» PROBLEM DESCRIPTION
Single out the lines of the material that contain "then" and copy them.

- - - - -

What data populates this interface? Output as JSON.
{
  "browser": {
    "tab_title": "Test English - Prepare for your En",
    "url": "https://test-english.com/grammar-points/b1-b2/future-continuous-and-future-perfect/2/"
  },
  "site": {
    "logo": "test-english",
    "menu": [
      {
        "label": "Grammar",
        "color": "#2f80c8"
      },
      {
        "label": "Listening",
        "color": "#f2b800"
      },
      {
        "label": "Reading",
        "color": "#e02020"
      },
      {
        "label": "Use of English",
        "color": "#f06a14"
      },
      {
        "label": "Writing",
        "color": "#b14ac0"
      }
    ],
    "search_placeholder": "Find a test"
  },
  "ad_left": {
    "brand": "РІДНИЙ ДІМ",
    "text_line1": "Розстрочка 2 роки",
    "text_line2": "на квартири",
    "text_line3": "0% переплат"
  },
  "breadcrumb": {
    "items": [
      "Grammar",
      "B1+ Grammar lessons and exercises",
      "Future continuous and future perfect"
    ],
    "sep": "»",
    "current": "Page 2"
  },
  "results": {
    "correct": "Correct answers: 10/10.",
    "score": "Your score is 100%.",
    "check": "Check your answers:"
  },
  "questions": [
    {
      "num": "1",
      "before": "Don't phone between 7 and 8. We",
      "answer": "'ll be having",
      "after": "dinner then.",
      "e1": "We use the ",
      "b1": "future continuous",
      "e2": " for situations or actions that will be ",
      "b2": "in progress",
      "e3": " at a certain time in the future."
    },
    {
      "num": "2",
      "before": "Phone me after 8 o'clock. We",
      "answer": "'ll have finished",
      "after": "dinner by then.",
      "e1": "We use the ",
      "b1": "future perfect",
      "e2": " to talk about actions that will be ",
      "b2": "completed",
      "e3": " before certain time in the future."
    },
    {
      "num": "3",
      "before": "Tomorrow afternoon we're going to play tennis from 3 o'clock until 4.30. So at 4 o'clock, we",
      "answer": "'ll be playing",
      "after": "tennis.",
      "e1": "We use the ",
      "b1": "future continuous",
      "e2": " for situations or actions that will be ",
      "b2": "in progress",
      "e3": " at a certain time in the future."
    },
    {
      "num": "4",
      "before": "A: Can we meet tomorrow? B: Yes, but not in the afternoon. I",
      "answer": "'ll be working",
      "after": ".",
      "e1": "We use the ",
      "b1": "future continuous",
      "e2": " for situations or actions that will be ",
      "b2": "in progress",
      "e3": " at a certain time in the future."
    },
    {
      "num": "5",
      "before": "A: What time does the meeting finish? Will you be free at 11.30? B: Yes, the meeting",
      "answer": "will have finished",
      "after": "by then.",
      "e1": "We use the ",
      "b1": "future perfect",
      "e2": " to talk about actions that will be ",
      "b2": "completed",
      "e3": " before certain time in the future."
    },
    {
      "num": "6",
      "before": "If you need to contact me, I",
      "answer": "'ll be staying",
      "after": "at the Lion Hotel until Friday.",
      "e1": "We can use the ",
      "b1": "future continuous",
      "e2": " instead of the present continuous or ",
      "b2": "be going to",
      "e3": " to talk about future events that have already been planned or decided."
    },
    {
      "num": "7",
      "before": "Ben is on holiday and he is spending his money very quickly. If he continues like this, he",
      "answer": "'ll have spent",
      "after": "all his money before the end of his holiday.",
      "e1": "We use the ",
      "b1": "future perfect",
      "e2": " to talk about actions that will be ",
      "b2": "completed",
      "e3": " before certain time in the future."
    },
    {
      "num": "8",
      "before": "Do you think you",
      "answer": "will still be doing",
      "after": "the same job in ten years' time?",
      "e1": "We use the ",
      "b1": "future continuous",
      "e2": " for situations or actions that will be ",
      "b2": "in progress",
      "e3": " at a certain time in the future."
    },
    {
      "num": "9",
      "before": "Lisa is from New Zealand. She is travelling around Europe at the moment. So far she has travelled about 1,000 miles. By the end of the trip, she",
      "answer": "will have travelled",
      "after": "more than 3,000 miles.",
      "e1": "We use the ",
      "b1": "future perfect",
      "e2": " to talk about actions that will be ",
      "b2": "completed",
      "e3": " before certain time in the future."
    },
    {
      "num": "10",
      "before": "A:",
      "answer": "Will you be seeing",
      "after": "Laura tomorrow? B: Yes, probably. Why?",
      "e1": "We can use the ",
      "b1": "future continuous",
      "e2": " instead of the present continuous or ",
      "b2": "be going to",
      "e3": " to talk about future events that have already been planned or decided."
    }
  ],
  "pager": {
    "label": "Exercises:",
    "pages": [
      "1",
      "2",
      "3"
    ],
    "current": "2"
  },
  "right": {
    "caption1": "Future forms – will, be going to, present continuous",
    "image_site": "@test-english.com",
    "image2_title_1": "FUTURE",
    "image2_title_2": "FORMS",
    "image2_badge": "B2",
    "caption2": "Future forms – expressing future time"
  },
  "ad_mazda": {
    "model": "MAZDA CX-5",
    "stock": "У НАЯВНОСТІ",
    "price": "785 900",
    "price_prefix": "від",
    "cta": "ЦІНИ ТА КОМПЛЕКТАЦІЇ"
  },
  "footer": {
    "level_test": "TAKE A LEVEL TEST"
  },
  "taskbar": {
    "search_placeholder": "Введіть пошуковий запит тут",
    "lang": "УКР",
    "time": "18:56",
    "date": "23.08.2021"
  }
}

- - - - -

» CORRECT RESULT
      "after": "dinner then.",
      "after": "dinner by then.",
      "after": "by then.",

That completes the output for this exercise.